**GIVEN TASK:** Retype the whole listing, please, keeping every line exact and dropping the pictures.

Dataset excerpt
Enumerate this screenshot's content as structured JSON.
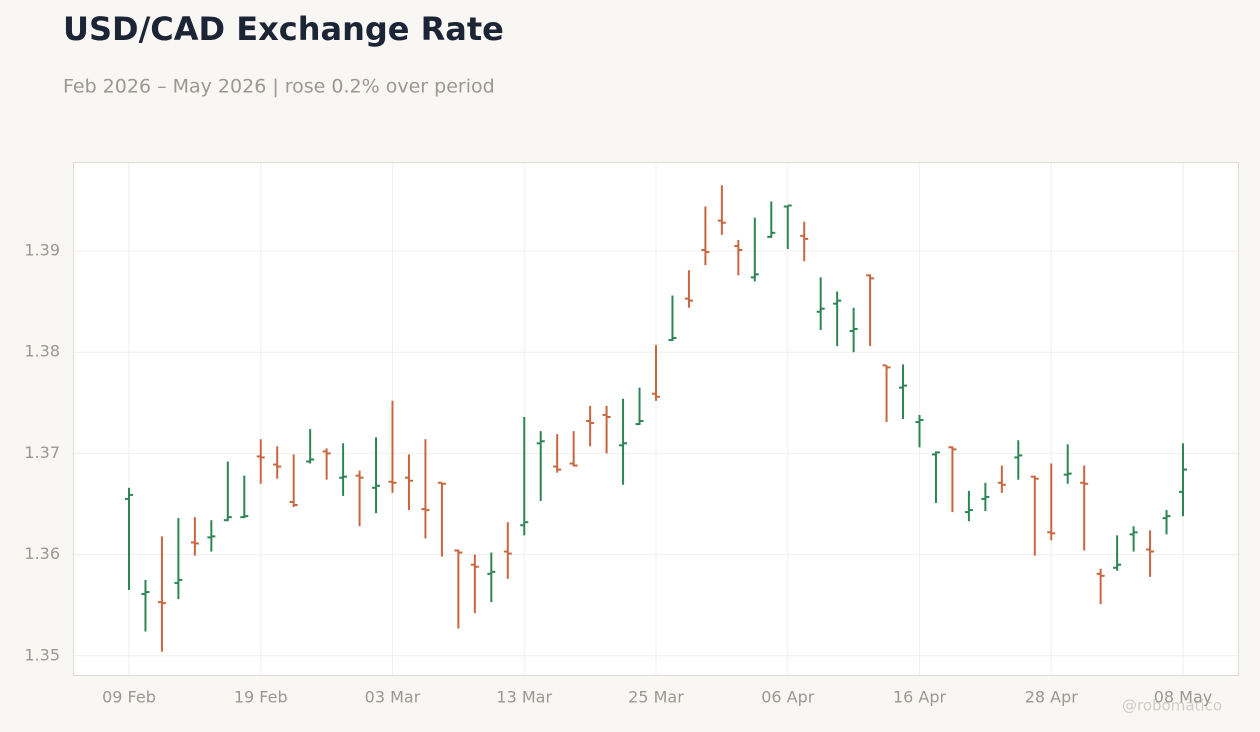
{
  "chart_data": {
    "type": "ohlc",
    "title": "USD/CAD Exchange Rate",
    "subtitle": "Feb 2026 – May 2026 | rose 0.2% over period",
    "watermark": "@robomatico",
    "categories": [
      "09 Feb",
      null,
      null,
      null,
      null,
      null,
      null,
      null,
      "19 Feb",
      null,
      null,
      null,
      null,
      null,
      null,
      null,
      "03 Mar",
      null,
      null,
      null,
      null,
      null,
      null,
      null,
      "13 Mar",
      null,
      null,
      null,
      null,
      null,
      null,
      null,
      "25 Mar",
      null,
      null,
      null,
      null,
      null,
      null,
      null,
      "06 Apr",
      null,
      null,
      null,
      null,
      null,
      null,
      null,
      "16 Apr",
      null,
      null,
      null,
      null,
      null,
      null,
      null,
      "28 Apr",
      null,
      null,
      null,
      null,
      null,
      null,
      null,
      "08 May"
    ],
    "open": [
      1.3655,
      1.3561,
      1.3553,
      1.3572,
      1.3612,
      1.3617,
      1.3634,
      1.3637,
      1.3697,
      1.3689,
      1.3652,
      1.3692,
      1.3702,
      1.3676,
      1.3678,
      1.3666,
      1.3672,
      1.3676,
      1.3645,
      1.3671,
      1.3604,
      1.359,
      1.3581,
      1.3603,
      1.3629,
      1.371,
      1.3687,
      1.369,
      1.3732,
      1.3738,
      1.3708,
      1.3729,
      1.3759,
      1.3812,
      1.3853,
      1.3901,
      1.393,
      1.3905,
      1.3874,
      1.3914,
      1.3944,
      1.3915,
      1.384,
      1.3848,
      1.3821,
      1.3876,
      1.3787,
      1.3765,
      1.3731,
      1.3699,
      1.3706,
      1.3642,
      1.3655,
      1.3671,
      1.3696,
      1.3677,
      1.3622,
      1.3679,
      1.3671,
      1.3581,
      1.3587,
      1.362,
      1.3605,
      1.3636,
      1.3662
    ],
    "high": [
      1.3666,
      1.3575,
      1.3618,
      1.3636,
      1.3637,
      1.3634,
      1.3692,
      1.3678,
      1.3714,
      1.3707,
      1.3699,
      1.3724,
      1.3705,
      1.371,
      1.3683,
      1.3716,
      1.3752,
      1.3699,
      1.3714,
      1.3671,
      1.3605,
      1.36,
      1.3602,
      1.3632,
      1.3736,
      1.3722,
      1.3719,
      1.3722,
      1.3747,
      1.3747,
      1.3754,
      1.3765,
      1.3807,
      1.3856,
      1.3881,
      1.3944,
      1.3965,
      1.3911,
      1.3933,
      1.3949,
      1.3945,
      1.3929,
      1.3874,
      1.386,
      1.3844,
      1.3877,
      1.3787,
      1.3788,
      1.3738,
      1.3702,
      1.3707,
      1.3663,
      1.3671,
      1.3688,
      1.3713,
      1.3678,
      1.369,
      1.3709,
      1.3688,
      1.3586,
      1.3619,
      1.3628,
      1.3624,
      1.3644,
      1.371
    ],
    "low": [
      1.3565,
      1.3524,
      1.3504,
      1.3556,
      1.3599,
      1.3603,
      1.3633,
      1.3636,
      1.367,
      1.3675,
      1.3647,
      1.369,
      1.3674,
      1.3658,
      1.3628,
      1.3641,
      1.3661,
      1.3644,
      1.3616,
      1.3598,
      1.3527,
      1.3542,
      1.3553,
      1.3576,
      1.3619,
      1.3653,
      1.3681,
      1.3687,
      1.3707,
      1.37,
      1.3669,
      1.3728,
      1.3752,
      1.3811,
      1.3844,
      1.3886,
      1.3916,
      1.3876,
      1.387,
      1.3913,
      1.3902,
      1.389,
      1.3822,
      1.3806,
      1.38,
      1.3806,
      1.3731,
      1.3734,
      1.3706,
      1.3651,
      1.3642,
      1.3633,
      1.3643,
      1.3661,
      1.3674,
      1.3599,
      1.3614,
      1.367,
      1.3604,
      1.3551,
      1.3584,
      1.3603,
      1.3578,
      1.362,
      1.3638
    ],
    "close": [
      1.3659,
      1.3563,
      1.3552,
      1.3575,
      1.3611,
      1.3618,
      1.3637,
      1.3638,
      1.3696,
      1.3687,
      1.3649,
      1.3694,
      1.37,
      1.3677,
      1.3676,
      1.3668,
      1.3671,
      1.3673,
      1.3644,
      1.367,
      1.3602,
      1.3588,
      1.3583,
      1.3601,
      1.3632,
      1.3712,
      1.3684,
      1.3688,
      1.373,
      1.3736,
      1.371,
      1.3732,
      1.3756,
      1.3814,
      1.3851,
      1.3899,
      1.3928,
      1.3901,
      1.3877,
      1.3918,
      1.3945,
      1.3912,
      1.3843,
      1.3851,
      1.3823,
      1.3873,
      1.3785,
      1.3767,
      1.3733,
      1.3701,
      1.3704,
      1.3644,
      1.3657,
      1.3669,
      1.3698,
      1.3675,
      1.3621,
      1.368,
      1.367,
      1.3579,
      1.359,
      1.3622,
      1.3603,
      1.3638,
      1.3684
    ],
    "up_color": "#2e8554",
    "down_color": "#c8663f",
    "ylim": [
      1.3481,
      1.3988
    ],
    "yticks": [
      1.35,
      1.36,
      1.37,
      1.38,
      1.39
    ],
    "grid": true
  }
}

**EXERCISE RESPONSE:**
Enumerate this screenshot's content as structured JSON.
{
  "chart_data": {
    "type": "ohlc",
    "title": "USD/CAD Exchange Rate",
    "subtitle": "Feb 2026 – May 2026 | rose 0.2% over period",
    "watermark": "@robomatico",
    "categories": [
      "09 Feb",
      null,
      null,
      null,
      null,
      null,
      null,
      null,
      "19 Feb",
      null,
      null,
      null,
      null,
      null,
      null,
      null,
      "03 Mar",
      null,
      null,
      null,
      null,
      null,
      null,
      null,
      "13 Mar",
      null,
      null,
      null,
      null,
      null,
      null,
      null,
      "25 Mar",
      null,
      null,
      null,
      null,
      null,
      null,
      null,
      "06 Apr",
      null,
      null,
      null,
      null,
      null,
      null,
      null,
      "16 Apr",
      null,
      null,
      null,
      null,
      null,
      null,
      null,
      "28 Apr",
      null,
      null,
      null,
      null,
      null,
      null,
      null,
      "08 May"
    ],
    "open": [
      1.3655,
      1.3561,
      1.3553,
      1.3572,
      1.3612,
      1.3617,
      1.3634,
      1.3637,
      1.3697,
      1.3689,
      1.3652,
      1.3692,
      1.3702,
      1.3676,
      1.3678,
      1.3666,
      1.3672,
      1.3676,
      1.3645,
      1.3671,
      1.3604,
      1.359,
      1.3581,
      1.3603,
      1.3629,
      1.371,
      1.3687,
      1.369,
      1.3732,
      1.3738,
      1.3708,
      1.3729,
      1.3759,
      1.3812,
      1.3853,
      1.3901,
      1.393,
      1.3905,
      1.3874,
      1.3914,
      1.3944,
      1.3915,
      1.384,
      1.3848,
      1.3821,
      1.3876,
      1.3787,
      1.3765,
      1.3731,
      1.3699,
      1.3706,
      1.3642,
      1.3655,
      1.3671,
      1.3696,
      1.3677,
      1.3622,
      1.3679,
      1.3671,
      1.3581,
      1.3587,
      1.362,
      1.3605,
      1.3636,
      1.3662
    ],
    "high": [
      1.3666,
      1.3575,
      1.3618,
      1.3636,
      1.3637,
      1.3634,
      1.3692,
      1.3678,
      1.3714,
      1.3707,
      1.3699,
      1.3724,
      1.3705,
      1.371,
      1.3683,
      1.3716,
      1.3752,
      1.3699,
      1.3714,
      1.3671,
      1.3605,
      1.36,
      1.3602,
      1.3632,
      1.3736,
      1.3722,
      1.3719,
      1.3722,
      1.3747,
      1.3747,
      1.3754,
      1.3765,
      1.3807,
      1.3856,
      1.3881,
      1.3944,
      1.3965,
      1.3911,
      1.3933,
      1.3949,
      1.3945,
      1.3929,
      1.3874,
      1.386,
      1.3844,
      1.3877,
      1.3787,
      1.3788,
      1.3738,
      1.3702,
      1.3707,
      1.3663,
      1.3671,
      1.3688,
      1.3713,
      1.3678,
      1.369,
      1.3709,
      1.3688,
      1.3586,
      1.3619,
      1.3628,
      1.3624,
      1.3644,
      1.371
    ],
    "low": [
      1.3565,
      1.3524,
      1.3504,
      1.3556,
      1.3599,
      1.3603,
      1.3633,
      1.3636,
      1.367,
      1.3675,
      1.3647,
      1.369,
      1.3674,
      1.3658,
      1.3628,
      1.3641,
      1.3661,
      1.3644,
      1.3616,
      1.3598,
      1.3527,
      1.3542,
      1.3553,
      1.3576,
      1.3619,
      1.3653,
      1.3681,
      1.3687,
      1.3707,
      1.37,
      1.3669,
      1.3728,
      1.3752,
      1.3811,
      1.3844,
      1.3886,
      1.3916,
      1.3876,
      1.387,
      1.3913,
      1.3902,
      1.389,
      1.3822,
      1.3806,
      1.38,
      1.3806,
      1.3731,
      1.3734,
      1.3706,
      1.3651,
      1.3642,
      1.3633,
      1.3643,
      1.3661,
      1.3674,
      1.3599,
      1.3614,
      1.367,
      1.3604,
      1.3551,
      1.3584,
      1.3603,
      1.3578,
      1.362,
      1.3638
    ],
    "close": [
      1.3659,
      1.3563,
      1.3552,
      1.3575,
      1.3611,
      1.3618,
      1.3637,
      1.3638,
      1.3696,
      1.3687,
      1.3649,
      1.3694,
      1.37,
      1.3677,
      1.3676,
      1.3668,
      1.3671,
      1.3673,
      1.3644,
      1.367,
      1.3602,
      1.3588,
      1.3583,
      1.3601,
      1.3632,
      1.3712,
      1.3684,
      1.3688,
      1.373,
      1.3736,
      1.371,
      1.3732,
      1.3756,
      1.3814,
      1.3851,
      1.3899,
      1.3928,
      1.3901,
      1.3877,
      1.3918,
      1.3945,
      1.3912,
      1.3843,
      1.3851,
      1.3823,
      1.3873,
      1.3785,
      1.3767,
      1.3733,
      1.3701,
      1.3704,
      1.3644,
      1.3657,
      1.3669,
      1.3698,
      1.3675,
      1.3621,
      1.368,
      1.367,
      1.3579,
      1.359,
      1.3622,
      1.3603,
      1.3638,
      1.3684
    ],
    "up_color": "#2e8554",
    "down_color": "#c8663f",
    "ylim": [
      1.3481,
      1.3988
    ],
    "yticks": [
      1.35,
      1.36,
      1.37,
      1.38,
      1.39
    ],
    "grid": true
  }
}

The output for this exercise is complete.